Written instruction: Make an exact copy of the entries, and keep any pictures out of it.

Given records:
+===+
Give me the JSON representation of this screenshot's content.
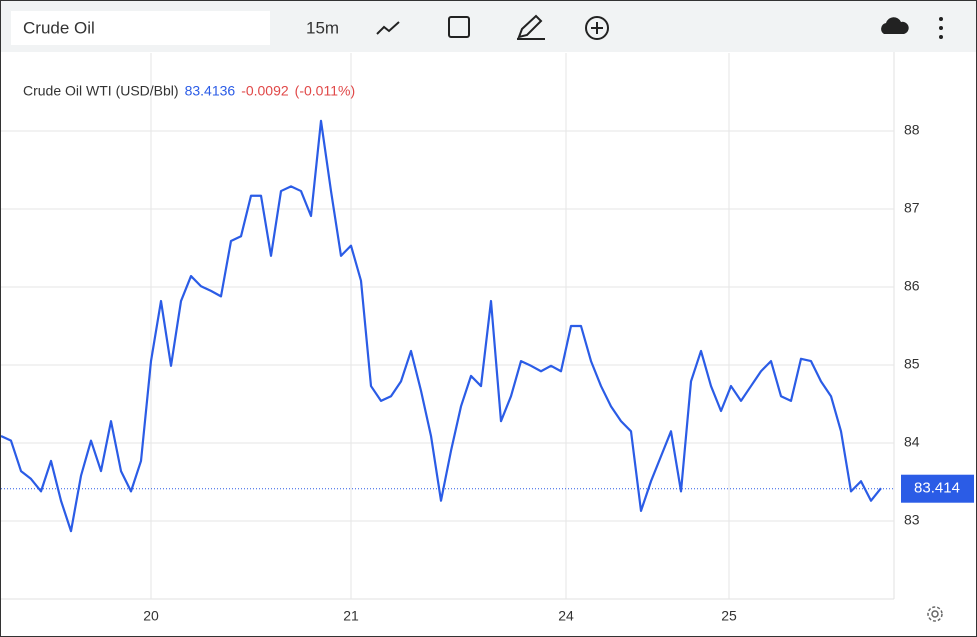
{
  "header": {
    "symbol": "Crude Oil",
    "interval": "15m"
  },
  "chart_data": {
    "type": "line",
    "title": "Crude Oil WTI (USD/Bbl)",
    "last_price": "83.4136",
    "change": "-0.0092",
    "change_pct": "(-0.011%)",
    "color": "#2b5ce6",
    "values": [
      84.09,
      84.03,
      83.64,
      83.54,
      83.38,
      83.77,
      83.26,
      82.87,
      83.58,
      84.03,
      83.64,
      84.28,
      83.64,
      83.38,
      83.77,
      85.05,
      85.82,
      84.99,
      85.82,
      86.14,
      86.01,
      85.95,
      85.88,
      86.59,
      86.65,
      87.17,
      87.17,
      86.4,
      87.23,
      87.29,
      87.23,
      86.91,
      88.13,
      87.23,
      86.4,
      86.53,
      86.08,
      84.73,
      84.54,
      84.6,
      84.79,
      85.18,
      84.67,
      84.09,
      83.26,
      83.9,
      84.47,
      84.86,
      84.73,
      85.82,
      84.28,
      84.6,
      85.05,
      84.99,
      84.92,
      84.99,
      84.92,
      85.5,
      85.5,
      85.05,
      84.73,
      84.47,
      84.28,
      84.15,
      83.13,
      83.51,
      83.83,
      84.15,
      83.38,
      84.79,
      85.18,
      84.73,
      84.41,
      84.73,
      84.54,
      84.73,
      84.92,
      85.05,
      84.6,
      84.54,
      85.08,
      85.05,
      84.79,
      84.6,
      84.15,
      83.38,
      83.51,
      83.26,
      83.42
    ],
    "xlim": [
      0,
      89.3
    ],
    "xticks": [
      {
        "value": 15,
        "label": "20"
      },
      {
        "value": 35,
        "label": "21"
      },
      {
        "value": 56.5,
        "label": "24"
      },
      {
        "value": 72.8,
        "label": "25"
      }
    ],
    "ylim": [
      82,
      89
    ],
    "yticks": [
      83,
      84,
      85,
      86,
      87,
      88
    ],
    "grid": true,
    "price_line": 83.414
  }
}
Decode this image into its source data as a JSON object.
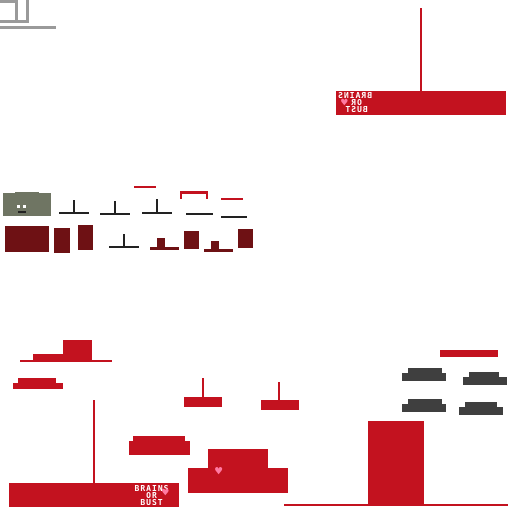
{
  "sprite_sheet": {
    "logo": {
      "line1": "BRAINS",
      "line2": "OR",
      "line3": "BUST",
      "heart_icon": "heart-icon"
    },
    "colors": {
      "accent_red": "#c3121f",
      "dark_red": "#6e1114",
      "zombie_green": "#6f7563",
      "shadow_gray": "#3f3f3f",
      "heart_pink": "#ff7aa2"
    }
  }
}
+===+
Result of the task:
Give me the JSON representation of this screenshot's content.
{
  "header": {
    "symbol": "Crude Oil",
    "interval": "15m"
  },
  "chart_data": {
    "type": "line",
    "title": "Crude Oil WTI (USD/Bbl)",
    "last_price": "83.4136",
    "change": "-0.0092",
    "change_pct": "(-0.011%)",
    "color": "#2b5ce6",
    "values": [
      84.09,
      84.03,
      83.64,
      83.54,
      83.38,
      83.77,
      83.26,
      82.87,
      83.58,
      84.03,
      83.64,
      84.28,
      83.64,
      83.38,
      83.77,
      85.05,
      85.82,
      84.99,
      85.82,
      86.14,
      86.01,
      85.95,
      85.88,
      86.59,
      86.65,
      87.17,
      87.17,
      86.4,
      87.23,
      87.29,
      87.23,
      86.91,
      88.13,
      87.23,
      86.4,
      86.53,
      86.08,
      84.73,
      84.54,
      84.6,
      84.79,
      85.18,
      84.67,
      84.09,
      83.26,
      83.9,
      84.47,
      84.86,
      84.73,
      85.82,
      84.28,
      84.6,
      85.05,
      84.99,
      84.92,
      84.99,
      84.92,
      85.5,
      85.5,
      85.05,
      84.73,
      84.47,
      84.28,
      84.15,
      83.13,
      83.51,
      83.83,
      84.15,
      83.38,
      84.79,
      85.18,
      84.73,
      84.41,
      84.73,
      84.54,
      84.73,
      84.92,
      85.05,
      84.6,
      84.54,
      85.08,
      85.05,
      84.79,
      84.6,
      84.15,
      83.38,
      83.51,
      83.26,
      83.42
    ],
    "xlim": [
      0,
      89.3
    ],
    "xticks": [
      {
        "value": 15,
        "label": "20"
      },
      {
        "value": 35,
        "label": "21"
      },
      {
        "value": 56.5,
        "label": "24"
      },
      {
        "value": 72.8,
        "label": "25"
      }
    ],
    "ylim": [
      82,
      89
    ],
    "yticks": [
      83,
      84,
      85,
      86,
      87,
      88
    ],
    "grid": true,
    "price_line": 83.414
  }
}
Decode this image into its source data as a JSON object.
{
  "sprite_sheet": {
    "logo": {
      "line1": "BRAINS",
      "line2": "OR",
      "line3": "BUST",
      "heart_icon": "heart-icon"
    },
    "colors": {
      "accent_red": "#c3121f",
      "dark_red": "#6e1114",
      "zombie_green": "#6f7563",
      "shadow_gray": "#3f3f3f",
      "heart_pink": "#ff7aa2"
    }
  }
}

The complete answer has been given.